----- Dataset records

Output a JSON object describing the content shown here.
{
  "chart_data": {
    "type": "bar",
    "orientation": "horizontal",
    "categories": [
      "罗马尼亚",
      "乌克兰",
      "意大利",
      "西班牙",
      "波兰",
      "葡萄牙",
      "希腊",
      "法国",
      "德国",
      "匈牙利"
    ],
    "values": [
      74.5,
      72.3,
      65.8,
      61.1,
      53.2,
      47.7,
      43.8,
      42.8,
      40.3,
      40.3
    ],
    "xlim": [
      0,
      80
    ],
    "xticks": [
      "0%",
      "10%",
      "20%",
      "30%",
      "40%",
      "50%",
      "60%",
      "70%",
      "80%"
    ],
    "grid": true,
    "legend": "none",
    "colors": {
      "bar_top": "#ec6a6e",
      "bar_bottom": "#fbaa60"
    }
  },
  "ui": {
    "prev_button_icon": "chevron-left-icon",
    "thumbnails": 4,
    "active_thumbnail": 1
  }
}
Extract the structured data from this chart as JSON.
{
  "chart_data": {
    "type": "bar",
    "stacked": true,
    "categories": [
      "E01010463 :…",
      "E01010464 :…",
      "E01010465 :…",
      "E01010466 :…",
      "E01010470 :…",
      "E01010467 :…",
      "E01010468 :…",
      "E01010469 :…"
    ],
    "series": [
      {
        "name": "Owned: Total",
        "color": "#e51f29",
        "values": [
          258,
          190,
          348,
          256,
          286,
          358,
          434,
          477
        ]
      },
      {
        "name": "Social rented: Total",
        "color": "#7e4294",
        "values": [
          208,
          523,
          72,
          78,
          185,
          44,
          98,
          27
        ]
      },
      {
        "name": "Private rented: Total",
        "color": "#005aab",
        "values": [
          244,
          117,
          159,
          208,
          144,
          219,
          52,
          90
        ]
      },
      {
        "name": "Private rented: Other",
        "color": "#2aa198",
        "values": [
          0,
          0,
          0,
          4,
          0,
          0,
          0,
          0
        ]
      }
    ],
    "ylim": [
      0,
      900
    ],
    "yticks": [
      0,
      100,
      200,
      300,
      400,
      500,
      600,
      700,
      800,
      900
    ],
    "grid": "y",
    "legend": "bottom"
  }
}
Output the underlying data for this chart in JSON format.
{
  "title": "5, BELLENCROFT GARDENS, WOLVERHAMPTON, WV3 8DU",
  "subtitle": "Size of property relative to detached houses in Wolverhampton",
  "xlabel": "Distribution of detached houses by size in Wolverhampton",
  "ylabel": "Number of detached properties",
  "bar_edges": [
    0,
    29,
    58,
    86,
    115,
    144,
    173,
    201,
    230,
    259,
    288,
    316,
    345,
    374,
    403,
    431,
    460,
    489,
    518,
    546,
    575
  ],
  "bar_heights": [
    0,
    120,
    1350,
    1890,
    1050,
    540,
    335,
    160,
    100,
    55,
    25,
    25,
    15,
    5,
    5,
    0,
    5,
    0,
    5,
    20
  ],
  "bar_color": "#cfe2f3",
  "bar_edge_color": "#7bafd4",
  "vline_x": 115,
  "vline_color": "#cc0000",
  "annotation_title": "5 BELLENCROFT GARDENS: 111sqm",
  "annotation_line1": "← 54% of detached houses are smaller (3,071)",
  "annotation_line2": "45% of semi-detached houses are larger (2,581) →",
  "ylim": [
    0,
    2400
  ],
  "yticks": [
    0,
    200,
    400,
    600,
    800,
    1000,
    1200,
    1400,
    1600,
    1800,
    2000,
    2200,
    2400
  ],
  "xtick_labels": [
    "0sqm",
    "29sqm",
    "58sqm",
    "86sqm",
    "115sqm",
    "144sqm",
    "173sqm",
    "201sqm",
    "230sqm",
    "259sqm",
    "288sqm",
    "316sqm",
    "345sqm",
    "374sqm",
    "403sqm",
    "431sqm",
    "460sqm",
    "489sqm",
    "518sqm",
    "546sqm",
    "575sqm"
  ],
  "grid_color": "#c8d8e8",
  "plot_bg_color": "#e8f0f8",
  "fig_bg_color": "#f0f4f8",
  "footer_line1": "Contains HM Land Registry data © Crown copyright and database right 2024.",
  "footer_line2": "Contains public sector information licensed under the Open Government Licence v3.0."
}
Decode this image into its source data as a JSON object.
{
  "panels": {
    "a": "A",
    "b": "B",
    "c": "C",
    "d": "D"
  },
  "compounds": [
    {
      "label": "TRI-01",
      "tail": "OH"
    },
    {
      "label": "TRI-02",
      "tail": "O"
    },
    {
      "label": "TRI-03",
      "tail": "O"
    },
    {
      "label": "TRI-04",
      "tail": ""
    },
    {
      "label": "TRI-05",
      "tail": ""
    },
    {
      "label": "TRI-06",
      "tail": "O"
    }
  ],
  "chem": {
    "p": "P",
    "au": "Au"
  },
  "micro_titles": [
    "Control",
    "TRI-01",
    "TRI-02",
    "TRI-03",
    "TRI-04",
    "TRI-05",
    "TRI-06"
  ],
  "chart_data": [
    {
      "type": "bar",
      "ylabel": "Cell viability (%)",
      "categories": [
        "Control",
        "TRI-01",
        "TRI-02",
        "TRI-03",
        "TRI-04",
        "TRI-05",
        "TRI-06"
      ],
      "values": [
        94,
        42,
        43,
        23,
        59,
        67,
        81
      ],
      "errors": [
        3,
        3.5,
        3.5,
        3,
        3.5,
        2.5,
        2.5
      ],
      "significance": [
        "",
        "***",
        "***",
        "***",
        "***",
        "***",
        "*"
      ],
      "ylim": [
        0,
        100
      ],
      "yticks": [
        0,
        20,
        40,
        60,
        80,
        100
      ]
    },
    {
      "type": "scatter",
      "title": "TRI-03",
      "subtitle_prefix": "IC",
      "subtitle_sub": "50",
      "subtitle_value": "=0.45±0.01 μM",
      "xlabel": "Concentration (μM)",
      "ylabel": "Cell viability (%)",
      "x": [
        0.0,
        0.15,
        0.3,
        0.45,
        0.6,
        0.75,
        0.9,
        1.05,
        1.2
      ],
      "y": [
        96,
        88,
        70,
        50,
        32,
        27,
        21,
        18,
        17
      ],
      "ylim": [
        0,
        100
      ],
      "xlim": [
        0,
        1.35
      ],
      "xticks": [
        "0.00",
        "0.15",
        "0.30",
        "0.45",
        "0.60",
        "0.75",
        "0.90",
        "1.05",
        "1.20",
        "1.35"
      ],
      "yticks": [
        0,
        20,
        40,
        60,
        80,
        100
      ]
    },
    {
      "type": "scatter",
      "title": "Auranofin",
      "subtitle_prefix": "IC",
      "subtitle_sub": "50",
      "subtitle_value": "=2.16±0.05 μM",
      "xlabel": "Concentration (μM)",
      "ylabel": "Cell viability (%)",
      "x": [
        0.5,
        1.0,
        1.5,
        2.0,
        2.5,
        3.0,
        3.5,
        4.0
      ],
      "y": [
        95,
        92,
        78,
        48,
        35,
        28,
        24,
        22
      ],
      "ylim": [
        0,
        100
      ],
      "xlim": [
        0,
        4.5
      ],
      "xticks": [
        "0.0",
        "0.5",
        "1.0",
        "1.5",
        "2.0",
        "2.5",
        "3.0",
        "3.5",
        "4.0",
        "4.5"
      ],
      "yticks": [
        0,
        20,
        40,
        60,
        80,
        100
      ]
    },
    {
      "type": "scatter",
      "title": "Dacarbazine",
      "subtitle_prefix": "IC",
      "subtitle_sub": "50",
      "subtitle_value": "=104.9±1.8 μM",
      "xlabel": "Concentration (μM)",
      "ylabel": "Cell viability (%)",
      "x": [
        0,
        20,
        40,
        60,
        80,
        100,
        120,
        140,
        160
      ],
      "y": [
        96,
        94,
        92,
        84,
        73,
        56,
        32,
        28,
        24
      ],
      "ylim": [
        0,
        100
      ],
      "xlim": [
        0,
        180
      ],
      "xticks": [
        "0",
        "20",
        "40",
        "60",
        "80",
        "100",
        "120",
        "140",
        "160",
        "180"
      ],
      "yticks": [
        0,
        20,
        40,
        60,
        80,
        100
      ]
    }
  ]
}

----------

Each line that holds the string "BELLENCROFT" counts once; give the total and nothing else.

2